INFORMATION PROVIDED ::
= = =
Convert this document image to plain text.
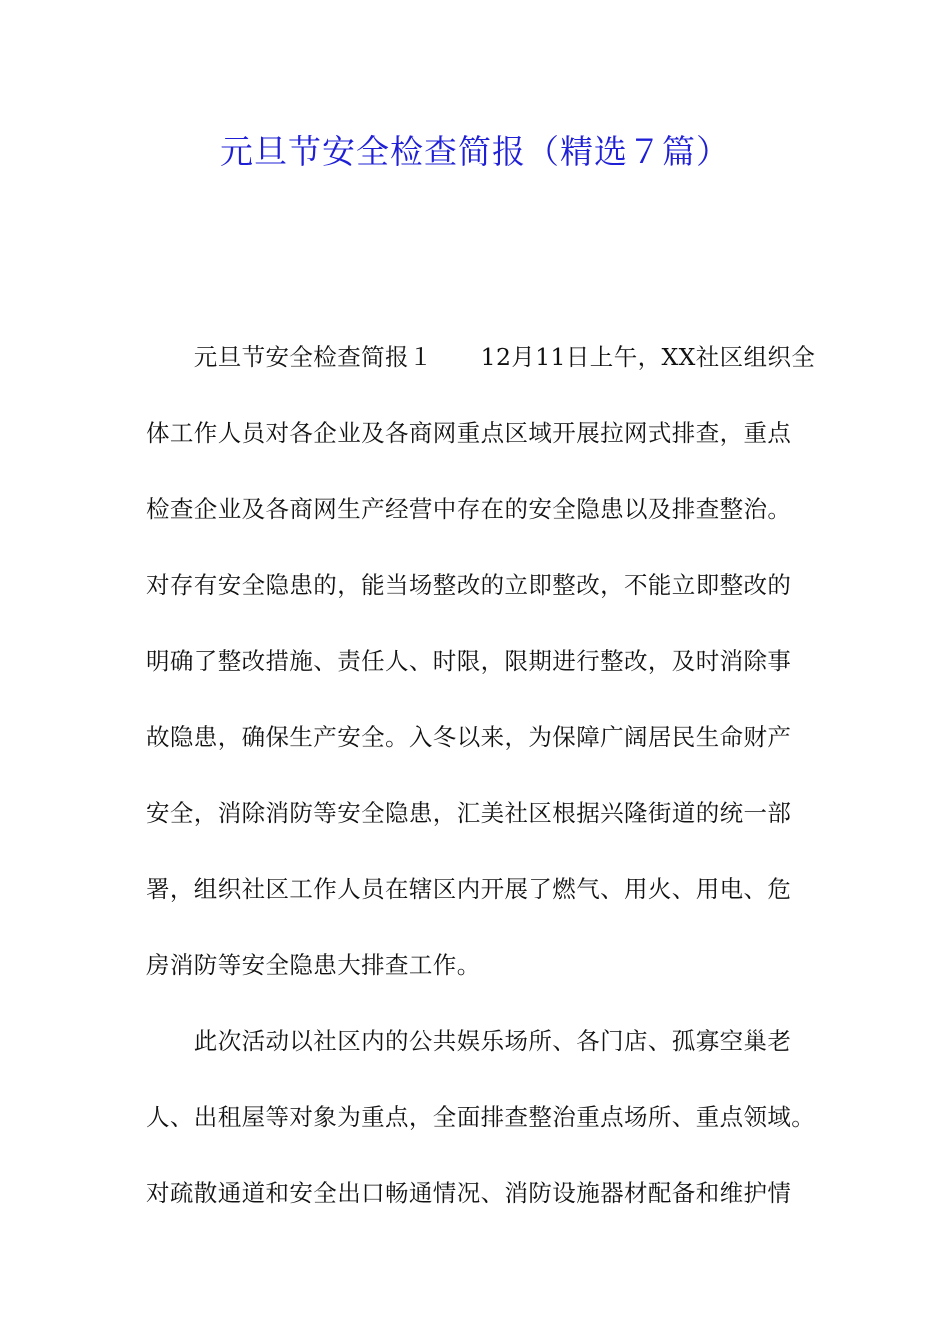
元旦节安全检查简报（精选７篇）

　　元旦节安全检查简报１　　12月11日上午，XX社区组织全

体工作人员对各企业及各商网重点区域开展拉网式排查，重点

检查企业及各商网生产经营中存在的安全隐患以及排查整治。

对存有安全隐患的，能当场整改的立即整改，不能立即整改的

明确了整改措施、责任人、时限，限期进行整改，及时消除事

故隐患，确保生产安全。入冬以来，为保障广阔居民生命财产

安全，消除消防等安全隐患，汇美社区根据兴隆街道的统一部

署，组织社区工作人员在辖区内开展了燃气、用火、用电、危

房消防等安全隐患大排查工作。

　　此次活动以社区内的公共娱乐场所、各门店、孤寡空巢老

人、出租屋等对象为重点，全面排查整治重点场所、重点领域。

对疏散通道和安全出口畅通情况、消防设施器材配备和维护情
= = =
WRITTEN PROBLEM ::
Your task is to retype all the entries exactly and leave out any pictures.

COMPLETE ANSWER ::
Convert this document image to plain text.
元旦节安全检查简报（精选７篇）

　　元旦节安全检查简报１　　12月11日上午，XX社区组织全

体工作人员对各企业及各商网重点区域开展拉网式排查，重点

检查企业及各商网生产经营中存在的安全隐患以及排查整治。

对存有安全隐患的，能当场整改的立即整改，不能立即整改的

明确了整改措施、责任人、时限，限期进行整改，及时消除事

故隐患，确保生产安全。入冬以来，为保障广阔居民生命财产

安全，消除消防等安全隐患，汇美社区根据兴隆街道的统一部

署，组织社区工作人员在辖区内开展了燃气、用火、用电、危

房消防等安全隐患大排查工作。

　　此次活动以社区内的公共娱乐场所、各门店、孤寡空巢老

人、出租屋等对象为重点，全面排查整治重点场所、重点领域。

对疏散通道和安全出口畅通情况、消防设施器材配备和维护情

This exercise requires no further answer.